◆ **Exercise tasks**:
- 1) Answer these about the printer wiper unit text:
(a) In which direction does the scraping portion 52B protrude from the frame 52A?
(b) What shape does the scraping portion 52B have?
(c) The wiper unit 5 is characterized by the shapes of which two parts?
- 2) Carry on the printer wiper unit text after its final sentence.

The scraping portion 52B is a member that protrudes in the Y2 direction (third direction) from the frame 52A and is a portion that comes in contact (abut) with the blade 51B when the wiper blade 51 passes the position of the cleaner 52. Therefore, as illustrated in FIG. 10, the scraping portion 52B is positioned so as to overlap the blade 51B in the Y direction (E in FIG. 10). As illustrated in FIG. 9 and FIG. 11, the scraping portion 52B has a wall-like shape, which is characterized by the shape of the end surface thereof (end surface in Y2 direction, tip surface of protrusion).

The wiper unit 5 of the printer 1 configured as described above is characterized by shapes of the blade 51B of the wiper blade 51 and the scraping portion 52B of the cleaner 52 and hereinafter, the point thereof will be described.

◆ **Material provided**:

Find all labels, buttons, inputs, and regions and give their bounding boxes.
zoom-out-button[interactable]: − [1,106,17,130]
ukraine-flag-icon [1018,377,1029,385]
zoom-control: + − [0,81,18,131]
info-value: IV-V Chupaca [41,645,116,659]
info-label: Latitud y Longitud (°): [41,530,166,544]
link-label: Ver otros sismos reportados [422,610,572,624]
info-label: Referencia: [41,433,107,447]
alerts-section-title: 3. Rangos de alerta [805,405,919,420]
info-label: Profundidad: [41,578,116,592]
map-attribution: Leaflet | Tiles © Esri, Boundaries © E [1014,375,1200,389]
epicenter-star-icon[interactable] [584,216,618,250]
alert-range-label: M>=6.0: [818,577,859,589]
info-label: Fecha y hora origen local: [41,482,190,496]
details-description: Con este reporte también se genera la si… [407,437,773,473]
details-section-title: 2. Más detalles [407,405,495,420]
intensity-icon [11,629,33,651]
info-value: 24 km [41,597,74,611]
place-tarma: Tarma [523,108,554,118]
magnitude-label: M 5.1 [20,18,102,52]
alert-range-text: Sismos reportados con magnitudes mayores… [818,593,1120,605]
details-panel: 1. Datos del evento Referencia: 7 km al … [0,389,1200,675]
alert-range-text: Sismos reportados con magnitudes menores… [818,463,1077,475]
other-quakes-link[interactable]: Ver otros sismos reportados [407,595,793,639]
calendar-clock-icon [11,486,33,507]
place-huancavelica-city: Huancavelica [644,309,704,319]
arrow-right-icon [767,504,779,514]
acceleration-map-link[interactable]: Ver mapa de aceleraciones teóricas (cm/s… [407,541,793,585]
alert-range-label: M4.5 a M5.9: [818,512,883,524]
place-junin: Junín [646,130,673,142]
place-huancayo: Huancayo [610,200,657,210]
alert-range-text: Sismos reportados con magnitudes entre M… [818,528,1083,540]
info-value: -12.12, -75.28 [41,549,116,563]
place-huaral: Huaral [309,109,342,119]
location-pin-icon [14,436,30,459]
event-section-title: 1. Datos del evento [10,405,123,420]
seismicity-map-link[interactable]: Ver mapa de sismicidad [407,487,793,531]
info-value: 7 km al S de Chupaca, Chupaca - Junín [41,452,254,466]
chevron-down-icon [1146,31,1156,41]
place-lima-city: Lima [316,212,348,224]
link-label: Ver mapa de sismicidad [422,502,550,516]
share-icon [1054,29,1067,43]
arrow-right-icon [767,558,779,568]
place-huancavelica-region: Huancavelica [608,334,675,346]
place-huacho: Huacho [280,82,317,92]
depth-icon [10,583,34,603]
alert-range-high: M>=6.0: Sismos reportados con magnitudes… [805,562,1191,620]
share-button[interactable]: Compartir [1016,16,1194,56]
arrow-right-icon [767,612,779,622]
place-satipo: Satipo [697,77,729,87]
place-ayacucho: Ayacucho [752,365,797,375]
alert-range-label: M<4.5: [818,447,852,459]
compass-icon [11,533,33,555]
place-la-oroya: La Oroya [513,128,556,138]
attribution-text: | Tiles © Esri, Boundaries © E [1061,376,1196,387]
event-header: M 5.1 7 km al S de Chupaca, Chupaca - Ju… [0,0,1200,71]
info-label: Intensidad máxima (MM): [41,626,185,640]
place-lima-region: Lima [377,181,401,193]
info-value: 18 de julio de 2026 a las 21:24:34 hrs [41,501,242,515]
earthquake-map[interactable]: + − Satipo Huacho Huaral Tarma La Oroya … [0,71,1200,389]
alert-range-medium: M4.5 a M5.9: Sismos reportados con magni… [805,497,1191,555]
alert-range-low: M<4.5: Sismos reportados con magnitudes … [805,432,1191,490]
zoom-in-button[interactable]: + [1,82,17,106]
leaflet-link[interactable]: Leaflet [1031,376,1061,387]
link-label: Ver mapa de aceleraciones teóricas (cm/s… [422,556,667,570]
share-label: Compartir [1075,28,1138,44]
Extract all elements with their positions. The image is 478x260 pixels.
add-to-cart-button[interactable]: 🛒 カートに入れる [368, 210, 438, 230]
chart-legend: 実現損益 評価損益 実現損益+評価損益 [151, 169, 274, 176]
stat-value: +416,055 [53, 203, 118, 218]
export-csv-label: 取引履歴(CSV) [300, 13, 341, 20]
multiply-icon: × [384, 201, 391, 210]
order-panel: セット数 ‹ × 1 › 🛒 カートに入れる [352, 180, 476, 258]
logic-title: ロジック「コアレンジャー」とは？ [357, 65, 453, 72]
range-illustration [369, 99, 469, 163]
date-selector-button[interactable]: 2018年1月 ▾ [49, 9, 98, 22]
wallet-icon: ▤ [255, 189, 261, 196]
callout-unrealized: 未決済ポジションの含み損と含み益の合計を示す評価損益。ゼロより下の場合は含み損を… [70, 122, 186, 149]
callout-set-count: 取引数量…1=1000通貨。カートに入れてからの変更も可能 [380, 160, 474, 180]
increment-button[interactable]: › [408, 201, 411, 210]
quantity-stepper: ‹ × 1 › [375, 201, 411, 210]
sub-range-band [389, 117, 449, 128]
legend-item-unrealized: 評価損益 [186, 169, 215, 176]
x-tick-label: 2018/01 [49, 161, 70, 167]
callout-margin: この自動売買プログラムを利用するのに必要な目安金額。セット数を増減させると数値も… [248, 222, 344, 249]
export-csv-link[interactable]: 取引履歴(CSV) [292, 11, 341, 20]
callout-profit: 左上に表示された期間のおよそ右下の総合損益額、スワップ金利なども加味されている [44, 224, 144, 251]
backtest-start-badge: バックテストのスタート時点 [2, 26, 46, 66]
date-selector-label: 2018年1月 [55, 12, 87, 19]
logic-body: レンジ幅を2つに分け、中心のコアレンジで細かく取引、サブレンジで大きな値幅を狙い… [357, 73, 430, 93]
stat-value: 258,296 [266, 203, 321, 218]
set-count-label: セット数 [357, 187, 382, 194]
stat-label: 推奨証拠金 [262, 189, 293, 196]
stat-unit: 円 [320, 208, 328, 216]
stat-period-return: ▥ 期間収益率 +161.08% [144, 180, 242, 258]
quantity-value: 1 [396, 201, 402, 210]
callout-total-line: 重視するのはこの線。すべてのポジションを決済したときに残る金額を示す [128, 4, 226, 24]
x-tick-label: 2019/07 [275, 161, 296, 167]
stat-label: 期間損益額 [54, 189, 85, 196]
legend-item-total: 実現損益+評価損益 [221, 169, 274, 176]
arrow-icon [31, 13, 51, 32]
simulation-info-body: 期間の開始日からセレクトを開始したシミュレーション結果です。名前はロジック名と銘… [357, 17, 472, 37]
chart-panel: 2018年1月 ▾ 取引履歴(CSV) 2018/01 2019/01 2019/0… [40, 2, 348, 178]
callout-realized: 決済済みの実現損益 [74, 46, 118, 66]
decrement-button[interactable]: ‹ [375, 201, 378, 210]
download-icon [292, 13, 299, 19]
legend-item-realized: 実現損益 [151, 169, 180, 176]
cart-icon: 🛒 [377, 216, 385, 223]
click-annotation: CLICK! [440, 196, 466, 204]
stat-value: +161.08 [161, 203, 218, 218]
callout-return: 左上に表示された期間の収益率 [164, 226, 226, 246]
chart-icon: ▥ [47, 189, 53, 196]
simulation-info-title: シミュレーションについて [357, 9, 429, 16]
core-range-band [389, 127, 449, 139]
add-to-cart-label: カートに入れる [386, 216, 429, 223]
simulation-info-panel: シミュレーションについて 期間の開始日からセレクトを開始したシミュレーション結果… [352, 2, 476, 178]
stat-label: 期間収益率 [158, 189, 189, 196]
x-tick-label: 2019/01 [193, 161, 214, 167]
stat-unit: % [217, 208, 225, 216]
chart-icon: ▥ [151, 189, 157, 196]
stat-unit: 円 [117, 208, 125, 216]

◆ **Replies**:
- 1)
(a) The Y2 direction, which is the third direction.
(b) A wall-like shape.
(c) The blade 51B of the wiper blade 51 and the scraping portion 52B of the cleaner 52.

- 2)
First, the end surface (tip surface of protrusion, hereinafter referred to as aa surface) of the blade 51B in the Y1 direction and the end surface (tip surface of protrusion, hereinafter referred to as bb surface) of the scraping portion 52B in the Y2 direction are characterized by the shapes thereof. Specifically, at the time of a state where the blade 51B and the scraping portion 52B are separated from each other, a distance between the aa surface and the bb surface in the Z direction (direction of arrow D in FIG. 6 or the like), that is, a separation distance of the wiper blade 51 in a movement direction (first direction) has a shape of increasing without decreasing or decreasing without increasing sequentially from one end toward the other end of the aa surface in the X direction (fourth direction). In other words, the shapes of the aa surface and the bb surface are formed such that the aa surface is sequentially separated from the bb surface from one end toward the other end of the aa surface in the X direction. More correctly, the separation distance is the distance between the rear end of the aa surface in the movement direction of the wiper blade 51 and the tip of the bb surface in the movement direction of the wiper blade 51.

FIG. 12 is a schematic diagram for illustrating the separation distance. In FIG. 12, a direction indicated by arrow F is the Z2 direction and is a movement direction (forward path) when the wiper blade 51 wipes off ink on the nozzle surface 222, and a direction indicated by arrow G is the Z1 direction and is a direction (backward path) returning to a preparation position for wiping ink on the nozzle surface 222 by the wiper blade 51. In addition, in FIG. 12, the rear end (hereinafter, referred to as aa line) in the movement direction of the aa surface and the tip (hereinafter, referred to as bb line) of the bb surface in the movement direction of the aa surface are represented by lines.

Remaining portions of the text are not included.